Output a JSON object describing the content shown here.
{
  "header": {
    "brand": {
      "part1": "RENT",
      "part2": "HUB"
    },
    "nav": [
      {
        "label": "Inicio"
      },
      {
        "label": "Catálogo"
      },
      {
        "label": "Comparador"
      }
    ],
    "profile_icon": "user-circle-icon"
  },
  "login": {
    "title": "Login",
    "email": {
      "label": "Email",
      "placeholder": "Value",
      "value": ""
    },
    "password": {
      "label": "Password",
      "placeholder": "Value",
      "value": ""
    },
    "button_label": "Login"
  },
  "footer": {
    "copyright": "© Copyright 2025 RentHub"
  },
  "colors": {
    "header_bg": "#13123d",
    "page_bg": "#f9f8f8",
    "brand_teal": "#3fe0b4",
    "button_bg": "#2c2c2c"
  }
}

+---+

== STATED EXERCISE ==
Every entry must be output again, exactly as written above.

== SOLUTION TO THIS EXERCISE ==
Output a JSON object describing the content shown here.
{
  "header": {
    "brand": {
      "part1": "RENT",
      "part2": "HUB"
    },
    "nav": [
      {
        "label": "Inicio"
      },
      {
        "label": "Catálogo"
      },
      {
        "label": "Comparador"
      }
    ],
    "profile_icon": "user-circle-icon"
  },
  "login": {
    "title": "Login",
    "email": {
      "label": "Email",
      "placeholder": "Value",
      "value": ""
    },
    "password": {
      "label": "Password",
      "placeholder": "Value",
      "value": ""
    },
    "button_label": "Login"
  },
  "footer": {
    "copyright": "© Copyright 2025 RentHub"
  },
  "colors": {
    "header_bg": "#13123d",
    "page_bg": "#f9f8f8",
    "brand_teal": "#3fe0b4",
    "button_bg": "#2c2c2c"
  }
}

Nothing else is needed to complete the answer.